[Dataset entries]
* BEGIN *

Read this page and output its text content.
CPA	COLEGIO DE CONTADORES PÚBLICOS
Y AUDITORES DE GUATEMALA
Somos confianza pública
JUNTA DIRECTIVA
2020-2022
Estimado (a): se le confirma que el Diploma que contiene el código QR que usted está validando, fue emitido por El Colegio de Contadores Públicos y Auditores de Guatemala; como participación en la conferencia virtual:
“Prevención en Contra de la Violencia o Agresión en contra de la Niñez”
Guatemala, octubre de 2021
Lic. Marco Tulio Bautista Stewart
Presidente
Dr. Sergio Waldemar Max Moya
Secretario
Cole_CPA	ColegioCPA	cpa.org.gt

* END *

Retype all of the data shown above, word for word.

Read this page and output its text content.
CPA	COLEGIO DE CONTADORES PÚBLICOS
Y AUDITORES DE GUATEMALA
Somos confianza pública
JUNTA DIRECTIVA
2020-2022
Estimado (a): se le confirma que el Diploma que contiene el código QR que usted está validando, fue emitido por El Colegio de Contadores Públicos y Auditores de Guatemala; como participación en la conferencia virtual:
“Prevención en Contra de la Violencia o Agresión en contra de la Niñez”
Guatemala, octubre de 2021
Lic. Marco Tulio Bautista Stewart
Presidente
Dr. Sergio Waldemar Max Moya
Secretario
Cole_CPA	ColegioCPA	cpa.org.gt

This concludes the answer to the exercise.